Rows from a dataset:
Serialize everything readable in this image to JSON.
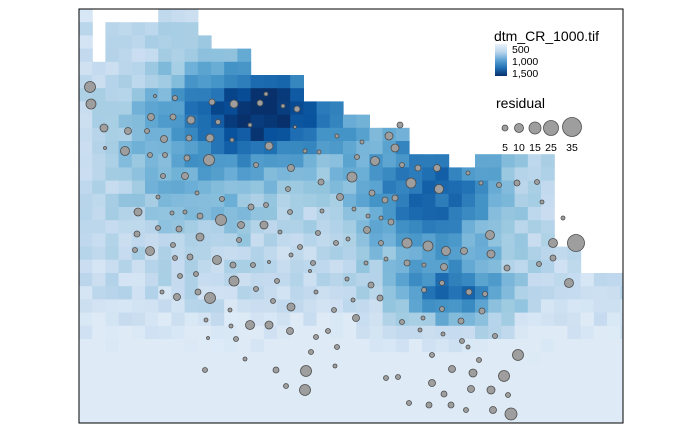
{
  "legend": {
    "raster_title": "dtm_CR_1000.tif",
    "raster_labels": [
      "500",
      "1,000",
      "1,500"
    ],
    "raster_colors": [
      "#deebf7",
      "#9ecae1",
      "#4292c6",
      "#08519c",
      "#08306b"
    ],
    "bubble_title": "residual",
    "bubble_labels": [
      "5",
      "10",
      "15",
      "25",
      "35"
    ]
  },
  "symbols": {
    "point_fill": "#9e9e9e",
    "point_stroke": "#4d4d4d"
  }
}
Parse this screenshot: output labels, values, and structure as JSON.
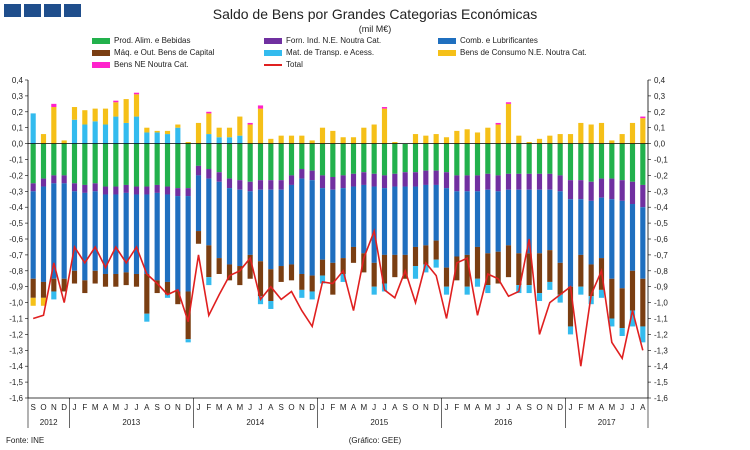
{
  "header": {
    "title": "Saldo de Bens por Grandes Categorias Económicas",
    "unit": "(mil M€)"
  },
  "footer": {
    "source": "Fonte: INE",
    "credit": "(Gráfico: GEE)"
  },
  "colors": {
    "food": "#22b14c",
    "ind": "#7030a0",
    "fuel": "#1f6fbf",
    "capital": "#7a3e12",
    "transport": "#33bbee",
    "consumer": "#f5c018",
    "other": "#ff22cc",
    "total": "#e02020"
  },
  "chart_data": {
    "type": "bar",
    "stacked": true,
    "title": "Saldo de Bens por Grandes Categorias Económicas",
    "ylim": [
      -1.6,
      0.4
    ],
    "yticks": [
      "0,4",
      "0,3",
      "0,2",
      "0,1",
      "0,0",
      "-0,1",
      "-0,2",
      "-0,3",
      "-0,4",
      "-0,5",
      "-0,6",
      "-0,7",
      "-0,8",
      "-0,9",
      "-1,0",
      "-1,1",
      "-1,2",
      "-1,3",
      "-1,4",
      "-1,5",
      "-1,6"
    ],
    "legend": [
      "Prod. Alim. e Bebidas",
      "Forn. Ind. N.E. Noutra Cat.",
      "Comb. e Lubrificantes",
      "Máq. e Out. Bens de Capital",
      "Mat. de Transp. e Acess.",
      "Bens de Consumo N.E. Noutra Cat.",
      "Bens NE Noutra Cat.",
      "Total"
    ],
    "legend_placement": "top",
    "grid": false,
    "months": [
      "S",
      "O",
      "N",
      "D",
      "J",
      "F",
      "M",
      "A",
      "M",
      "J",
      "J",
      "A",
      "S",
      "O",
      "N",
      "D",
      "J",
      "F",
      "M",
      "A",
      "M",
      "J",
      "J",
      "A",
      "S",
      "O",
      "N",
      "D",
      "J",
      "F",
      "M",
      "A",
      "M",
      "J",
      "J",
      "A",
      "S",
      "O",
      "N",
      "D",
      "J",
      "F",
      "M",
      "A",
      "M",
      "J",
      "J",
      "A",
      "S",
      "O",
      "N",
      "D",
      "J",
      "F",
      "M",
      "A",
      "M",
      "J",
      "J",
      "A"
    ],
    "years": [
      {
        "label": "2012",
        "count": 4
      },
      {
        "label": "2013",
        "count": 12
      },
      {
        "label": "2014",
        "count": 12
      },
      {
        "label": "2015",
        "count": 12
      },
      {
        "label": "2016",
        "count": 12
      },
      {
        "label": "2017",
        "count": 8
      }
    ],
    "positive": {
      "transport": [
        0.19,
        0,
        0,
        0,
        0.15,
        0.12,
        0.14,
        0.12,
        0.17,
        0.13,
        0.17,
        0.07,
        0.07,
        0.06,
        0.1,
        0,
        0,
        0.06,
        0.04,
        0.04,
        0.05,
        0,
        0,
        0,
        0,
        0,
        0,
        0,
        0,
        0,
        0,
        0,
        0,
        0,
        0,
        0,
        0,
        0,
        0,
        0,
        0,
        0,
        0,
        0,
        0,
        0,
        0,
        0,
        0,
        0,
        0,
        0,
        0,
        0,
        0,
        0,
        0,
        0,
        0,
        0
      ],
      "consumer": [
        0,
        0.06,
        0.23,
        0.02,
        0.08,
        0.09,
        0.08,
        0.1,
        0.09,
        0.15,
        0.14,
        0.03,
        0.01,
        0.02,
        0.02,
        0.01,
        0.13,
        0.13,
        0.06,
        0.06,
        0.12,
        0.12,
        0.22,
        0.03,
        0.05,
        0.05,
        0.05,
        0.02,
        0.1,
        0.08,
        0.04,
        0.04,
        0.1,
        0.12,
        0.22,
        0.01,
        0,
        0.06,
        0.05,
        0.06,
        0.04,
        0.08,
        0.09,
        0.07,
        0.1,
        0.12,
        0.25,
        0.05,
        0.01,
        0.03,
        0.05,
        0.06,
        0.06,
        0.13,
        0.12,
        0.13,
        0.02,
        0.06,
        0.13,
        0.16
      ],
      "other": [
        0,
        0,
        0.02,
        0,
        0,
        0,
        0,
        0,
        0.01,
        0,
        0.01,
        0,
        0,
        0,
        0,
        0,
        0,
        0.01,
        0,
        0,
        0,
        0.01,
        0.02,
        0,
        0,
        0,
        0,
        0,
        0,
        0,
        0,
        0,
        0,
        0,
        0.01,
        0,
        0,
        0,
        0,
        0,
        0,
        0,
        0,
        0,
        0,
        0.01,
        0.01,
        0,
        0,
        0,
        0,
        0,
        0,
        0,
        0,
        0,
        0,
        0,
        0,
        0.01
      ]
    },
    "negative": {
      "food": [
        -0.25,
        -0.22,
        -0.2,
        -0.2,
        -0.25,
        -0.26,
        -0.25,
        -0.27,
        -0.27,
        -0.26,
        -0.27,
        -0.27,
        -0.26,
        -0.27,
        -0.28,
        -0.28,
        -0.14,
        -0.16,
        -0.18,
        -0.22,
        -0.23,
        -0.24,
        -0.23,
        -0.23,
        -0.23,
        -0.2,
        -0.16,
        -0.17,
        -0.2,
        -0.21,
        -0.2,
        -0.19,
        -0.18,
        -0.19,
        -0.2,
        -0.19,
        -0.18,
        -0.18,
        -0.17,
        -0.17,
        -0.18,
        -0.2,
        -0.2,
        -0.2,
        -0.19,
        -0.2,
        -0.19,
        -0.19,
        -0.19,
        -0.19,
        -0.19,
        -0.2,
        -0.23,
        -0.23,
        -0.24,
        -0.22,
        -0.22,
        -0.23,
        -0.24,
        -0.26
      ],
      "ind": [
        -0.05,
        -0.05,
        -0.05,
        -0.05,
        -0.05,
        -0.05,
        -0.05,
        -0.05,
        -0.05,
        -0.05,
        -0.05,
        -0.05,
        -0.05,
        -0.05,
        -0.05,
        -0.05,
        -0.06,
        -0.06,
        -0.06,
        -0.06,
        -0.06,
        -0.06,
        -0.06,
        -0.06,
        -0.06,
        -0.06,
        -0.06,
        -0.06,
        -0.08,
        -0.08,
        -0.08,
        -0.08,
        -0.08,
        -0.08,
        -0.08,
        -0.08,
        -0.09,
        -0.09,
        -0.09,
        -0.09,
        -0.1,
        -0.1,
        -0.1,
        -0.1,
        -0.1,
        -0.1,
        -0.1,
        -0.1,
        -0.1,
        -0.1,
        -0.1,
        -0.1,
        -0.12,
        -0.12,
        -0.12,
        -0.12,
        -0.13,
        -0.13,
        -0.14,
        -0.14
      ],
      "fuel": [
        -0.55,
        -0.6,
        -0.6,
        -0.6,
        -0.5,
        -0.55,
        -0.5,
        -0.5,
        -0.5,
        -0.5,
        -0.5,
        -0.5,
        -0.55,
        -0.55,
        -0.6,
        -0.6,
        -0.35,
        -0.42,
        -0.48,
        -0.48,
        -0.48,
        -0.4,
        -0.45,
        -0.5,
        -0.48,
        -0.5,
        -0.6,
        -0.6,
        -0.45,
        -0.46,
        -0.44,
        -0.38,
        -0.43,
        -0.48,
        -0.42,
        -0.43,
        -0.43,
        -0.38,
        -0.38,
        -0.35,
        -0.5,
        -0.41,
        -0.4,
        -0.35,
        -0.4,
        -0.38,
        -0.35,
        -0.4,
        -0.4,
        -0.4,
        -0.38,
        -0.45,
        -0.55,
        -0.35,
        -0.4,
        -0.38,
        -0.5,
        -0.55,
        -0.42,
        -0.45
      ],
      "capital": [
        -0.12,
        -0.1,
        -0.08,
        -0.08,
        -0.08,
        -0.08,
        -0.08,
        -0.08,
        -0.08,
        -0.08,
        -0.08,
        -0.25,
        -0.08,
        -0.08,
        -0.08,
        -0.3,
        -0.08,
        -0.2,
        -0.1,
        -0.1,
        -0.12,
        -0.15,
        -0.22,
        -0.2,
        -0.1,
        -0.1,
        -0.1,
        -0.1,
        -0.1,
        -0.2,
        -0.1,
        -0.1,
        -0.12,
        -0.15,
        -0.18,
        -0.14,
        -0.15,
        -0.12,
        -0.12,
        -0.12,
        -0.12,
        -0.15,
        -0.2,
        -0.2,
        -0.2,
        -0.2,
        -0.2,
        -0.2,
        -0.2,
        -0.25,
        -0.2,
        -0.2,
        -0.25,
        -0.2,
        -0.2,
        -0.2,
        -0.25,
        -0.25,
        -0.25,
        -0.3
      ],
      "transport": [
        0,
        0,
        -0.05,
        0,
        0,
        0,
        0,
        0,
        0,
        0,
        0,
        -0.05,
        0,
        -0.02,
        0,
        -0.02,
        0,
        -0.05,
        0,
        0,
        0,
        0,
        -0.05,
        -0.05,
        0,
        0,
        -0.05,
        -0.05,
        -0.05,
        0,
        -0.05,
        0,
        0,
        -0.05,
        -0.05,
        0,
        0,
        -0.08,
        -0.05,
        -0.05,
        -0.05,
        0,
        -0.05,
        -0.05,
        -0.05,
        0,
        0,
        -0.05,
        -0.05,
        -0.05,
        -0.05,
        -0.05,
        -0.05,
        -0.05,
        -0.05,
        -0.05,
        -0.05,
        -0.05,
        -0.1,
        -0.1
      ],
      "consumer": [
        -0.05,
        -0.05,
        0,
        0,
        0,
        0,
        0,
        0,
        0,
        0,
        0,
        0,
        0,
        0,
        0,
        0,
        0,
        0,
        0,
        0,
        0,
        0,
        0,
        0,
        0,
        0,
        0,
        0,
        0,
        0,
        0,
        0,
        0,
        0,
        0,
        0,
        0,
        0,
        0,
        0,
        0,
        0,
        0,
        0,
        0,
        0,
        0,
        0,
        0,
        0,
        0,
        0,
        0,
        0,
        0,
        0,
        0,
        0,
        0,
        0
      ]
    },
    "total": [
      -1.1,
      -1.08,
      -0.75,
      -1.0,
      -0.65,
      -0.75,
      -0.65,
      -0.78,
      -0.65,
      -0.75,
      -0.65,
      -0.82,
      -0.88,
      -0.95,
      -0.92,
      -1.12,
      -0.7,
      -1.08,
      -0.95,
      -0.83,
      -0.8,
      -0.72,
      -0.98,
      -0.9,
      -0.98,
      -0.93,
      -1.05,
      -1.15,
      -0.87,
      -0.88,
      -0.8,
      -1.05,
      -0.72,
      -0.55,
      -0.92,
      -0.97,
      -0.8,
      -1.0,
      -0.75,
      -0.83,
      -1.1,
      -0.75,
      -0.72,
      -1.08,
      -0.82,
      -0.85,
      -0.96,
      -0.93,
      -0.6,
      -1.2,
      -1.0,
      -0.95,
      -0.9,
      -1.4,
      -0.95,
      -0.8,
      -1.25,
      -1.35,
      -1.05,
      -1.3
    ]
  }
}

INSTRUCTIONS TO FOLLOW: Copy in full each line that holds the word "Noutra".

SOLUTION FOR THIS EXERCISE:
      "Forn. Ind. N.E. Noutra Cat.",
      "Bens de Consumo N.E. Noutra Cat.",
      "Bens NE Noutra Cat.",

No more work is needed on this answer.